- **What you should do**:
Output the full listing word for word.

— START OF Supplied data —

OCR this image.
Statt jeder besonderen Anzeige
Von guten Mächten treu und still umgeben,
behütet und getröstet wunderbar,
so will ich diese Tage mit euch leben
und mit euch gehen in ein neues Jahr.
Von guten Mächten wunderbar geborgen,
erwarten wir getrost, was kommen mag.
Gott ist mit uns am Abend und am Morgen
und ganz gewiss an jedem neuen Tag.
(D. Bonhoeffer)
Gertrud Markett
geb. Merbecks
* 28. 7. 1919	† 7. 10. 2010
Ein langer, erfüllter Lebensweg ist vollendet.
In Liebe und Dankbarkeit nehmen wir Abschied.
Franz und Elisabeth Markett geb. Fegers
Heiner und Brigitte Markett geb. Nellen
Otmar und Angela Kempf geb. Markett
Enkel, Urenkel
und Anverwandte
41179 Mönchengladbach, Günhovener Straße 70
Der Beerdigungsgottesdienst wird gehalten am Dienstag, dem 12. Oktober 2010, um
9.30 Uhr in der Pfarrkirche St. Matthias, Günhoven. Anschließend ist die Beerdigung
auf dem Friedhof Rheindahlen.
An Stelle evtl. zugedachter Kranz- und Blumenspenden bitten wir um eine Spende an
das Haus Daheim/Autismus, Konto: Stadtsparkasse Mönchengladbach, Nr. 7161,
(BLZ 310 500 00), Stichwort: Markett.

— END OF Supplied data —

- **Task response**:
OCR this image.
Statt jeder besonderen Anzeige
Von guten Mächten treu und still umgeben,
behütet und getröstet wunderbar,
so will ich diese Tage mit euch leben
und mit euch gehen in ein neues Jahr.
Von guten Mächten wunderbar geborgen,
erwarten wir getrost, was kommen mag.
Gott ist mit uns am Abend und am Morgen
und ganz gewiss an jedem neuen Tag.
(D. Bonhoeffer)
Gertrud Markett
geb. Merbecks
* 28. 7. 1919	† 7. 10. 2010
Ein langer, erfüllter Lebensweg ist vollendet.
In Liebe und Dankbarkeit nehmen wir Abschied.
Franz und Elisabeth Markett geb. Fegers
Heiner und Brigitte Markett geb. Nellen
Otmar und Angela Kempf geb. Markett
Enkel, Urenkel
und Anverwandte
41179 Mönchengladbach, Günhovener Straße 70
Der Beerdigungsgottesdienst wird gehalten am Dienstag, dem 12. Oktober 2010, um
9.30 Uhr in der Pfarrkirche St. Matthias, Günhoven. Anschließend ist die Beerdigung
auf dem Friedhof Rheindahlen.
An Stelle evtl. zugedachter Kranz- und Blumenspenden bitten wir um eine Spende an
das Haus Daheim/Autismus, Konto: Stadtsparkasse Mönchengladbach, Nr. 7161,
(BLZ 310 500 00), Stichwort: Markett.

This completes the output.